## WHAT IS ASKED:
Write the data out again exactly, dropping any images it holds.

## MATERIAL:
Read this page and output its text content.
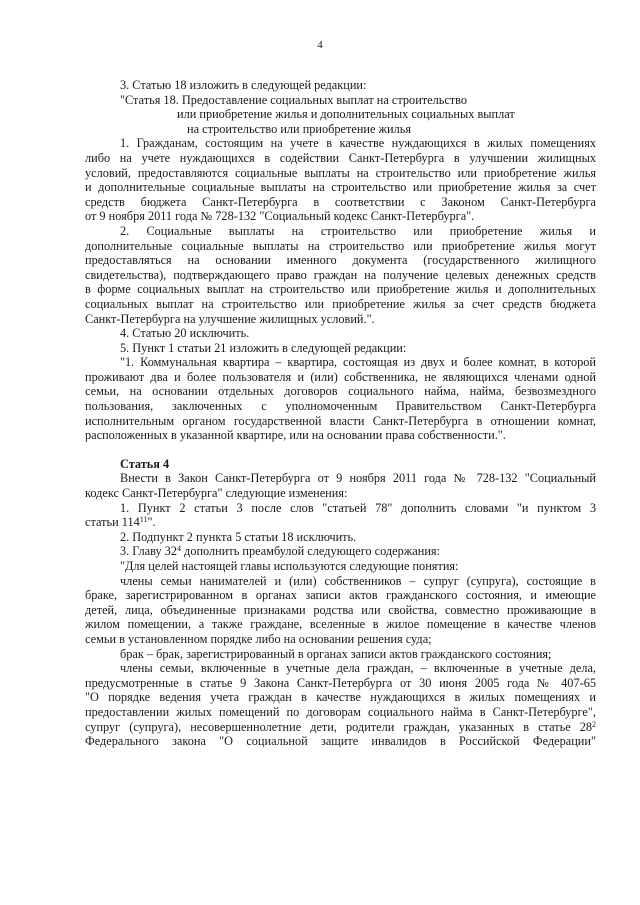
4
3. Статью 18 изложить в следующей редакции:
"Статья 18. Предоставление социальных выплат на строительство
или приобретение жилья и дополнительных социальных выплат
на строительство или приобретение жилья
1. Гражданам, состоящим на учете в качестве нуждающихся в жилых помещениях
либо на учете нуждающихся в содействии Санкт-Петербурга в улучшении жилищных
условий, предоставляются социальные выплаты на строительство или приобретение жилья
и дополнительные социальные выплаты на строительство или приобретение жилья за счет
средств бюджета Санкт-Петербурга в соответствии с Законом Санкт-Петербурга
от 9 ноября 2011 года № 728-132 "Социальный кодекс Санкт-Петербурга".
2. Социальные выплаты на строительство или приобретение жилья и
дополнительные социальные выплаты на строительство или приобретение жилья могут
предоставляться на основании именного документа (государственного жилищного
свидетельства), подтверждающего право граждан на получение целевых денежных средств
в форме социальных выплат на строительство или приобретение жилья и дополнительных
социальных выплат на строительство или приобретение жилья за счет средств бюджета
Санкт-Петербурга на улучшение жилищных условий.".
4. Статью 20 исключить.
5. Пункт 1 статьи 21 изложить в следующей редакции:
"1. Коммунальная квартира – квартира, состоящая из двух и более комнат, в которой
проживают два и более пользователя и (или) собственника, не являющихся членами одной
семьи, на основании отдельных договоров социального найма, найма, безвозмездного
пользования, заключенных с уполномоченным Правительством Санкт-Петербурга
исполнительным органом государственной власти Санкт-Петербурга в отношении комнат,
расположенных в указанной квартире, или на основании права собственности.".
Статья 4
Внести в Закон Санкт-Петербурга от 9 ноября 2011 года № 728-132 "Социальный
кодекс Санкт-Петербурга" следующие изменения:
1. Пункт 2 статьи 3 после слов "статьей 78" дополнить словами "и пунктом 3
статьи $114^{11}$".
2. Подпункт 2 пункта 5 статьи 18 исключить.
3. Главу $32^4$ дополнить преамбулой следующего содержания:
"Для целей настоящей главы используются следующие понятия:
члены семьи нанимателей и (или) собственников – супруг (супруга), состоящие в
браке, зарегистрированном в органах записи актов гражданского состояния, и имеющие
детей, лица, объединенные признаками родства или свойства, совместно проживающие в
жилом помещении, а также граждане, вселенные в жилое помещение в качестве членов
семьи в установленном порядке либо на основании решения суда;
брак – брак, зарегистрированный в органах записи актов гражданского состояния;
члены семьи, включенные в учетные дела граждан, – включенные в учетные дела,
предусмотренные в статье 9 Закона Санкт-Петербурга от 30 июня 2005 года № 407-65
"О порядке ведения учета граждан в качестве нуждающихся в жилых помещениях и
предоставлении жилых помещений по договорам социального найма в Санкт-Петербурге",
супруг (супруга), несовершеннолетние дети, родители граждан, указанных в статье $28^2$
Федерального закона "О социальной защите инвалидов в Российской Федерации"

## TASK RESPONSE:
Read this page and output its text content.
4
3. Статью 18 изложить в следующей редакции:
"Статья 18. Предоставление социальных выплат на строительство
или приобретение жилья и дополнительных социальных выплат
на строительство или приобретение жилья
1. Гражданам, состоящим на учете в качестве нуждающихся в жилых помещениях
либо на учете нуждающихся в содействии Санкт-Петербурга в улучшении жилищных
условий, предоставляются социальные выплаты на строительство или приобретение жилья
и дополнительные социальные выплаты на строительство или приобретение жилья за счет
средств бюджета Санкт-Петербурга в соответствии с Законом Санкт-Петербурга
от 9 ноября 2011 года № 728-132 "Социальный кодекс Санкт-Петербурга".
2. Социальные выплаты на строительство или приобретение жилья и
дополнительные социальные выплаты на строительство или приобретение жилья могут
предоставляться на основании именного документа (государственного жилищного
свидетельства), подтверждающего право граждан на получение целевых денежных средств
в форме социальных выплат на строительство или приобретение жилья и дополнительных
социальных выплат на строительство или приобретение жилья за счет средств бюджета
Санкт-Петербурга на улучшение жилищных условий.".
4. Статью 20 исключить.
5. Пункт 1 статьи 21 изложить в следующей редакции:
"1. Коммунальная квартира – квартира, состоящая из двух и более комнат, в которой
проживают два и более пользователя и (или) собственника, не являющихся членами одной
семьи, на основании отдельных договоров социального найма, найма, безвозмездного
пользования, заключенных с уполномоченным Правительством Санкт-Петербурга
исполнительным органом государственной власти Санкт-Петербурга в отношении комнат,
расположенных в указанной квартире, или на основании права собственности.".
Статья 4
Внести в Закон Санкт-Петербурга от 9 ноября 2011 года № 728-132 "Социальный
кодекс Санкт-Петербурга" следующие изменения:
1. Пункт 2 статьи 3 после слов "статьей 78" дополнить словами "и пунктом 3
статьи $114^{11}$".
2. Подпункт 2 пункта 5 статьи 18 исключить.
3. Главу $32^4$ дополнить преамбулой следующего содержания:
"Для целей настоящей главы используются следующие понятия:
члены семьи нанимателей и (или) собственников – супруг (супруга), состоящие в
браке, зарегистрированном в органах записи актов гражданского состояния, и имеющие
детей, лица, объединенные признаками родства или свойства, совместно проживающие в
жилом помещении, а также граждане, вселенные в жилое помещение в качестве членов
семьи в установленном порядке либо на основании решения суда;
брак – брак, зарегистрированный в органах записи актов гражданского состояния;
члены семьи, включенные в учетные дела граждан, – включенные в учетные дела,
предусмотренные в статье 9 Закона Санкт-Петербурга от 30 июня 2005 года № 407-65
"О порядке ведения учета граждан в качестве нуждающихся в жилых помещениях и
предоставлении жилых помещений по договорам социального найма в Санкт-Петербурге",
супруг (супруга), несовершеннолетние дети, родители граждан, указанных в статье $28^2$
Федерального закона "О социальной защите инвалидов в Российской Федерации"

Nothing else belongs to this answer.